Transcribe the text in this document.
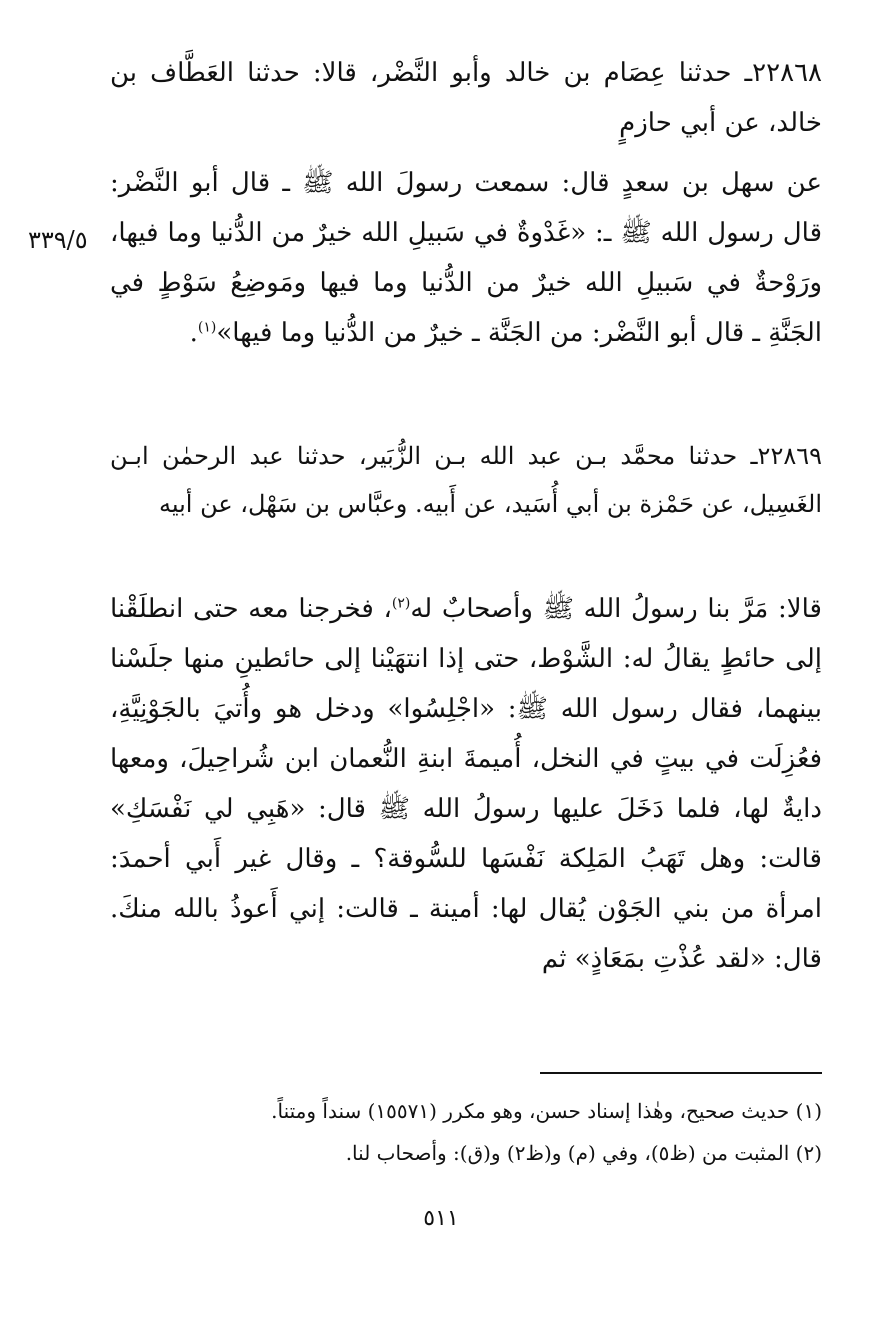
٢٢٨٦٨ـ حدثنا عِصَام بن خالد وأبو النَّضْر، قالا: حدثنا العَطَّاف بن خالد، عن أبي حازمٍ

عن سهل بن سعدٍ قال: سمعت رسولَ الله ﷺ ـ قال أبو النَّضْر: قال رسول الله ﷺ ـ: «غَدْوةٌ في سَبيلِ الله خيرٌ من الدُّنيا وما فيها، ورَوْحةٌ في سَبيلِ الله خيرٌ من الدُّنيا وما فيها ومَوضِعُ سَوْطٍ في الجَنَّةِ ـ قال أبو النَّضْر: من الجَنَّة ـ خيرٌ من الدُّنيا وما فيها»$^{(١)}$.

٣٣٩/٥

٢٢٨٦٩ـ حدثنا محمَّد بـن عبد الله بـن الزُّبَير، حدثنا عبد الرحمٰن ابـن الغَسِيل، عن حَمْزة بن أبي أُسَيد، عن أَبيه. وعبَّاس بن سَهْل، عن أبيه

قالا: مَرَّ بنا رسولُ الله ﷺ وأصحابٌ له$^{(٢)}$، فخرجنا معه حتى انطلَقْنا إلى حائطٍ يقالُ له: الشَّوْط، حتى إذا انتهَيْنا إلى حائطينِ منها جلَسْنا بينهما، فقال رسول الله ﷺ: «اجْلِسُوا» ودخل هو وأُتيَ بالجَوْنِيَّةِ، فعُزِلَت في بيتٍ في النخل، أُميمةَ ابنةِ النُّعمان ابن شُراحِيلَ، ومعها دايةٌ لها، فلما دَخَلَ عليها رسولُ الله ﷺ قال: «هَبِي لي نَفْسَكِ» قالت: وهل تَهَبُ المَلِكة نَفْسَها للسُّوقة؟ ـ وقال غير أَبي أحمدَ: امرأة من بني الجَوْن يُقال لها: أمينة ـ قالت: إني أَعوذُ بالله منكَ. قال: «لقد عُذْتِ بمَعَاذٍ» ثم

(١) حديث صحيح، وهٰذا إسناد حسن، وهو مكرر (١٥٥٧١) سنداً ومتناً.

(٢) المثبت من (ظ٥)، وفي (م) و(ظ٢) و(ق): وأصحاب لنا.

٥١١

(EXERCISE BRIEF) Identify the lines that hold the word "رسول". Copy every one of them.

(RESPONSE TO THIS TASK)
عن سهل بن سعدٍ قال: سمعت رسولَ الله ﷺ ـ قال أبو النَّضْر: قال رسول الله ﷺ ـ: «غَدْوةٌ في سَبيلِ الله خيرٌ من الدُّنيا وما فيها، ورَوْحةٌ في سَبيلِ الله خيرٌ من الدُّنيا وما فيها ومَوضِعُ سَوْطٍ في الجَنَّةِ ـ قال أبو النَّضْر: من الجَنَّة ـ خيرٌ من الدُّنيا وما فيها»$^{(١)}$.
قالا: مَرَّ بنا رسولُ الله ﷺ وأصحابٌ له$^{(٢)}$، فخرجنا معه حتى انطلَقْنا إلى حائطٍ يقالُ له: الشَّوْط، حتى إذا انتهَيْنا إلى حائطينِ منها جلَسْنا بينهما، فقال رسول الله ﷺ: «اجْلِسُوا» ودخل هو وأُتيَ بالجَوْنِيَّةِ، فعُزِلَت في بيتٍ في النخل، أُميمةَ ابنةِ النُّعمان ابن شُراحِيلَ، ومعها دايةٌ لها، فلما دَخَلَ عليها رسولُ الله ﷺ قال: «هَبِي لي نَفْسَكِ» قالت: وهل تَهَبُ المَلِكة نَفْسَها للسُّوقة؟ ـ وقال غير أَبي أحمدَ: امرأة من بني الجَوْن يُقال لها: أمينة ـ قالت: إني أَعوذُ بالله منكَ. قال: «لقد عُذْتِ بمَعَاذٍ» ثم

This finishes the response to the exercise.